◆ **EXTRACTED INFORMATION**:
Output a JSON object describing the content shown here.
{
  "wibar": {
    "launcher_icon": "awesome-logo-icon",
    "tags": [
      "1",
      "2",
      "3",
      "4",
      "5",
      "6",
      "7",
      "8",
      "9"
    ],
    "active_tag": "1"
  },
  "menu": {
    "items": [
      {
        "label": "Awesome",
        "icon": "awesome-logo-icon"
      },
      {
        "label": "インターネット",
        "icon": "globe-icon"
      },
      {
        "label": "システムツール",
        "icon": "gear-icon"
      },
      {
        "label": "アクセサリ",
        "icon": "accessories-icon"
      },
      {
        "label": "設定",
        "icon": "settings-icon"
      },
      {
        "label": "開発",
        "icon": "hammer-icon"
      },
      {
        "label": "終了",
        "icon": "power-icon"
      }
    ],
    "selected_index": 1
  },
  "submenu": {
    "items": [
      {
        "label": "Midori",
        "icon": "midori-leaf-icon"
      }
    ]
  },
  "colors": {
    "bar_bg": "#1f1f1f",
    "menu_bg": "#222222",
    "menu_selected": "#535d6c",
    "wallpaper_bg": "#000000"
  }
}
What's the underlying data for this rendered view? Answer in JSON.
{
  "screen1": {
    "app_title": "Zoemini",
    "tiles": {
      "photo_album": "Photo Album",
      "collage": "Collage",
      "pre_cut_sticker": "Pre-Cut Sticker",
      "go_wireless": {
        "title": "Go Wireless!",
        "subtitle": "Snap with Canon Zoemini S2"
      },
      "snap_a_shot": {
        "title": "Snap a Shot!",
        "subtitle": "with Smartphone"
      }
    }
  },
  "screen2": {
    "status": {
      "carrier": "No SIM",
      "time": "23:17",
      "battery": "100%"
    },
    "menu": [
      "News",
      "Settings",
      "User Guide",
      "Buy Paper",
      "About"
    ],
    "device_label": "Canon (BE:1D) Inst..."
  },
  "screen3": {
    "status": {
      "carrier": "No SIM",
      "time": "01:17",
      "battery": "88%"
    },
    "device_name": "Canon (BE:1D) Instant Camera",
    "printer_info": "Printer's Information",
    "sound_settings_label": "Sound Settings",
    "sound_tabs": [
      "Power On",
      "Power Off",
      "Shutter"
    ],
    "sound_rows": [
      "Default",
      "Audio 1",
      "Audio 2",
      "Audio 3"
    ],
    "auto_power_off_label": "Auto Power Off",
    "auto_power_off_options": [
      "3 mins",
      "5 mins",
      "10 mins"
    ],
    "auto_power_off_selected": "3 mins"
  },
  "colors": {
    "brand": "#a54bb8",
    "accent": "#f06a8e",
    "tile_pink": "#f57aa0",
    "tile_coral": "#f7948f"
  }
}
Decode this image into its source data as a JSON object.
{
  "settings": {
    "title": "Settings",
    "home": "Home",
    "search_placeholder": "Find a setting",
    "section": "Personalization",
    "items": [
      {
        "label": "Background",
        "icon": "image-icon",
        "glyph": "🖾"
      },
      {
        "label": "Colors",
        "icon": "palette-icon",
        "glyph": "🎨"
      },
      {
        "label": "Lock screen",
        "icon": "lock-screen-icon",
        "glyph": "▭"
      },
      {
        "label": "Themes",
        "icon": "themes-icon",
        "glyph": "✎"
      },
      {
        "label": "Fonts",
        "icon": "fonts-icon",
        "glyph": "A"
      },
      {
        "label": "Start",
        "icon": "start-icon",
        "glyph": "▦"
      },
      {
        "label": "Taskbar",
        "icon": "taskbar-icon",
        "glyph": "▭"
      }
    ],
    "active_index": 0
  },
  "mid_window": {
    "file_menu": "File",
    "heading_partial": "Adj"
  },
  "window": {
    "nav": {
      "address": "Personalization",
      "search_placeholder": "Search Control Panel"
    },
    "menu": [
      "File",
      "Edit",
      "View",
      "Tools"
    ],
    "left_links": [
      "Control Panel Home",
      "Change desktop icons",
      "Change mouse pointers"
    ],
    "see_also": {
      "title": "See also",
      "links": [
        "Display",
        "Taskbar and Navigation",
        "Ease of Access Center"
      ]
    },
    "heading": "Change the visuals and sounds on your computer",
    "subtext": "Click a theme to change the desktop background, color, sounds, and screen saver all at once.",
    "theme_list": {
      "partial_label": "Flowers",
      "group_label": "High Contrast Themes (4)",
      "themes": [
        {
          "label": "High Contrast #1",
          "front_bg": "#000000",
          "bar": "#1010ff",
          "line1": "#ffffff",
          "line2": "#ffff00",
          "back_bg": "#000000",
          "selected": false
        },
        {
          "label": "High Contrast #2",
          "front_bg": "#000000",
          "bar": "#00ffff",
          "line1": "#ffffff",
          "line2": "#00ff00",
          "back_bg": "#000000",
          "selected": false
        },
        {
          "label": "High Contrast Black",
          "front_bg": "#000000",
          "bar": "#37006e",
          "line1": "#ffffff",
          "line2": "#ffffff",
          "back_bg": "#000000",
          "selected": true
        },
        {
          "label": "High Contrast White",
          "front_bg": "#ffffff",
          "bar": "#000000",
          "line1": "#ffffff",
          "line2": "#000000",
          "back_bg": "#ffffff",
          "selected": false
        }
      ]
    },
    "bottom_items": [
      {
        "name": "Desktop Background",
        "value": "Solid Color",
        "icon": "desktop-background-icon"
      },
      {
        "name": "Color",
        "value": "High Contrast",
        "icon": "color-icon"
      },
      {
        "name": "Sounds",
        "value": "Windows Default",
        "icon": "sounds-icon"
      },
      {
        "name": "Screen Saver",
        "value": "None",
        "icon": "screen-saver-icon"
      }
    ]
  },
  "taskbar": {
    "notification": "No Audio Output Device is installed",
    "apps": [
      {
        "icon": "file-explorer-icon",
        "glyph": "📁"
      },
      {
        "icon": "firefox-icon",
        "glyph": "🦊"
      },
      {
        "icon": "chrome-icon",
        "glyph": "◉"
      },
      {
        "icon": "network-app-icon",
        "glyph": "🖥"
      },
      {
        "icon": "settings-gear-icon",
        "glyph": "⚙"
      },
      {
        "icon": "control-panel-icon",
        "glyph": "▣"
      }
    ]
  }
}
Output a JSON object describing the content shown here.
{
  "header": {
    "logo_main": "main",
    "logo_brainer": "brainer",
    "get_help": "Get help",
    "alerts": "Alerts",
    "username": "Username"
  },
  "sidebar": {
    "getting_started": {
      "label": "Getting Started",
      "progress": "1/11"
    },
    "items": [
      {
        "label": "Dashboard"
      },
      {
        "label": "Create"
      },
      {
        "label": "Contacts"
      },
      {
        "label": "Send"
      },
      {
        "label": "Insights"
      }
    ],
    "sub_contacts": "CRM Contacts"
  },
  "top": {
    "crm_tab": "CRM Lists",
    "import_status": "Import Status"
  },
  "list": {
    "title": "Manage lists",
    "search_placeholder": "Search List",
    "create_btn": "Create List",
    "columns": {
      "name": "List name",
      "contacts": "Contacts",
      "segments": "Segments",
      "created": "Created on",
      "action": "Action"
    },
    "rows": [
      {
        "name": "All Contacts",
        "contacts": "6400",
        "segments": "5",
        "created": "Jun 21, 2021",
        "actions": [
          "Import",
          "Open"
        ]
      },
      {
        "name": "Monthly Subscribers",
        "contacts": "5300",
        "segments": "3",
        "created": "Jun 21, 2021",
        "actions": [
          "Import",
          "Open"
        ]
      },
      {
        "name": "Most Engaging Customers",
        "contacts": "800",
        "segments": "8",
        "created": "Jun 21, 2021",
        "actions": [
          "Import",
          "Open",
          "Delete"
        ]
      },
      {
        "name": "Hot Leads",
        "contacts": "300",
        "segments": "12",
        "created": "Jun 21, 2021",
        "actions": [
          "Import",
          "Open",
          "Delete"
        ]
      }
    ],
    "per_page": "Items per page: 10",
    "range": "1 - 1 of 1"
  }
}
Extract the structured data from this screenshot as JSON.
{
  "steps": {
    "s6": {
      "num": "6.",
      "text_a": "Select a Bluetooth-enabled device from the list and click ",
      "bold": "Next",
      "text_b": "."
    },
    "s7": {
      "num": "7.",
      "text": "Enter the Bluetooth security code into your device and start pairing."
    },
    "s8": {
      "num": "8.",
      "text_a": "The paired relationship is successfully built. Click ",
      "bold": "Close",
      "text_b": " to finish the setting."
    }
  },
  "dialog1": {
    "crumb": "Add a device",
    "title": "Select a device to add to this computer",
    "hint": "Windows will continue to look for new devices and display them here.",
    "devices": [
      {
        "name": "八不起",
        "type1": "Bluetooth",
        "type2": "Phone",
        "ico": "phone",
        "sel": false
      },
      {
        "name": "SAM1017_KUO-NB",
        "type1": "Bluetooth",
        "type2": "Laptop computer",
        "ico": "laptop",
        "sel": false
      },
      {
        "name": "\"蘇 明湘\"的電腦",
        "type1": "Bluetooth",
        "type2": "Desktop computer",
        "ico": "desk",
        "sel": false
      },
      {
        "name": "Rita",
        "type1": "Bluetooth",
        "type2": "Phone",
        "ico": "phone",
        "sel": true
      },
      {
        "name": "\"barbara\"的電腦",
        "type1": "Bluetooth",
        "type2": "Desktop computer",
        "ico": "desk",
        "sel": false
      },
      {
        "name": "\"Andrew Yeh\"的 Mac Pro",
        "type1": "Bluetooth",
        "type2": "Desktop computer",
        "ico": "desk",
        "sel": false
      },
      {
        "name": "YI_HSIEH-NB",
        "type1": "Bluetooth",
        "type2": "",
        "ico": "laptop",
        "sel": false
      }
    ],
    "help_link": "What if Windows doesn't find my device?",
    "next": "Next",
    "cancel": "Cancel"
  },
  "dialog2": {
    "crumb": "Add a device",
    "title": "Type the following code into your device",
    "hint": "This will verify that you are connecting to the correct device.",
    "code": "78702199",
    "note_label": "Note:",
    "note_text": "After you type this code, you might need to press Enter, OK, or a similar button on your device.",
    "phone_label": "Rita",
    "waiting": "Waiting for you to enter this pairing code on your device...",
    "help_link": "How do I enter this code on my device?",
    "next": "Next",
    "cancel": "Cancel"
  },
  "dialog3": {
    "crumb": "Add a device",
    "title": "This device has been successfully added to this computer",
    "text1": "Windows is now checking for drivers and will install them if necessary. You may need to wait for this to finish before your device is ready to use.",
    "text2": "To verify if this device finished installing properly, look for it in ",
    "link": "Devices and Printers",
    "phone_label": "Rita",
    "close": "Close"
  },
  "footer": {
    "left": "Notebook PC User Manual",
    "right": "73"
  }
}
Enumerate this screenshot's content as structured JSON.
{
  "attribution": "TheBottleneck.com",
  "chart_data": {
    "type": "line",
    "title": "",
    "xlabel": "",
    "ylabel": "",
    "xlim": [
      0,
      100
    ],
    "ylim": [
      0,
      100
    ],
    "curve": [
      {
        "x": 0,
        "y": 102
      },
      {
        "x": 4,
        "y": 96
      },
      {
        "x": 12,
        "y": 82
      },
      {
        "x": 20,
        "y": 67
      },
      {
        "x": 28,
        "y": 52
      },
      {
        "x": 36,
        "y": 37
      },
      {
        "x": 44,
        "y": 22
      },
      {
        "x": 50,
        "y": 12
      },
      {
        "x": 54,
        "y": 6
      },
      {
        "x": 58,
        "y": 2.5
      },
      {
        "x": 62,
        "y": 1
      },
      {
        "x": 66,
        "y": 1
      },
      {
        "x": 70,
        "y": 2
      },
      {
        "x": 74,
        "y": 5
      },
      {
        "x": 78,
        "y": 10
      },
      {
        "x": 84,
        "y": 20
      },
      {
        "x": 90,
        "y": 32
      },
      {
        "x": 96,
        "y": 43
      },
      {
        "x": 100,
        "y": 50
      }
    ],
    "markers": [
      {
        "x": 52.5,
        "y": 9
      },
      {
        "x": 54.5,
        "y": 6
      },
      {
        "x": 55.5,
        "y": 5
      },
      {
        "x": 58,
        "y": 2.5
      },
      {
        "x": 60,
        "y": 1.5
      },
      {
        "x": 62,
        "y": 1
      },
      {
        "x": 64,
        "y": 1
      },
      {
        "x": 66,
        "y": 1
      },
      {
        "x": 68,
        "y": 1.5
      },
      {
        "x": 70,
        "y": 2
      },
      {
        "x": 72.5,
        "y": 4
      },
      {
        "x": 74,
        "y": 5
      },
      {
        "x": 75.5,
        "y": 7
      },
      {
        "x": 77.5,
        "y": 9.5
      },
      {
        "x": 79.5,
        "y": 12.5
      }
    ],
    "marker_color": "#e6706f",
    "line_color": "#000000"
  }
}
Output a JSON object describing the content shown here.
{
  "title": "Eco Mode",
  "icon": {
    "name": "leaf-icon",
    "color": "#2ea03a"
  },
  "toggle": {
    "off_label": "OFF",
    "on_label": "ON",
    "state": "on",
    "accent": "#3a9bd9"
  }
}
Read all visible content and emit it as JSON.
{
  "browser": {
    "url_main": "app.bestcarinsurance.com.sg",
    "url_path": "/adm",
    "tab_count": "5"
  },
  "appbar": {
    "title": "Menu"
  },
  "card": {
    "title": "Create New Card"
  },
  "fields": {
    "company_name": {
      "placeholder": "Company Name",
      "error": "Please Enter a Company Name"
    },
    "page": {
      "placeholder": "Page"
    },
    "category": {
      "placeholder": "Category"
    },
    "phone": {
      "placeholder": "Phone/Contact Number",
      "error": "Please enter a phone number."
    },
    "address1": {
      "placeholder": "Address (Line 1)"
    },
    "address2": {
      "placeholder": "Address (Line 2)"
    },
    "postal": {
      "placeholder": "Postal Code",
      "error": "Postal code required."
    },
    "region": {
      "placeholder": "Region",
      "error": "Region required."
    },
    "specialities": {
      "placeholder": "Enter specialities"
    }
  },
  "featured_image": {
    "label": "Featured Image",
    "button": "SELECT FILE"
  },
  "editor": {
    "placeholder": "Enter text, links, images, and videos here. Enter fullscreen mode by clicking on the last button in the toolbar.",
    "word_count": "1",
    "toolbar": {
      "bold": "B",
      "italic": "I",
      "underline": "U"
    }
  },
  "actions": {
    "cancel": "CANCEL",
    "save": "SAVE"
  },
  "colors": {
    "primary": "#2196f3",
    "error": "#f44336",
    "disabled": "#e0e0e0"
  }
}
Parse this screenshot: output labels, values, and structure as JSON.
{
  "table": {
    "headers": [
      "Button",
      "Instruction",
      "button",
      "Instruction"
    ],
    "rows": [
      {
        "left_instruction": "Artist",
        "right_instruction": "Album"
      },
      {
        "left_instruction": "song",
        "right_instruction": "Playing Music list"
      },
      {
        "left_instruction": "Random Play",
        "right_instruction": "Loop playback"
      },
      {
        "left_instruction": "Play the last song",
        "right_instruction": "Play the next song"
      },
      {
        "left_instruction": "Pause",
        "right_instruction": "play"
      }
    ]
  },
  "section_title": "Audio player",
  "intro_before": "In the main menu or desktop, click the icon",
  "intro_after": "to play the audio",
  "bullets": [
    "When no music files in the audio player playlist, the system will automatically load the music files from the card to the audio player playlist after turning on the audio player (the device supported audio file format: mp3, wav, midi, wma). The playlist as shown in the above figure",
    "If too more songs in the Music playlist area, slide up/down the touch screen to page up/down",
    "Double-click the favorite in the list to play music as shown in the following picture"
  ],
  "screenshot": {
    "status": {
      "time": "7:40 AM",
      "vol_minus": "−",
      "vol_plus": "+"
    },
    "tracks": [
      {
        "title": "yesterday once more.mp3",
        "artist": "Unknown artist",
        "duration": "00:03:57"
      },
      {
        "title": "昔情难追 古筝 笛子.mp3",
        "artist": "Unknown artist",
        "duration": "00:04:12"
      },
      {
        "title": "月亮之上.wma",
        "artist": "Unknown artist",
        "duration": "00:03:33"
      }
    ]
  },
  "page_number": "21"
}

◆ **TASK INSTRUCTIONS**: In the entries above, count each line that holds "following". Give the total and nothing else.

◆ **FINISHED EXERCISE**: 2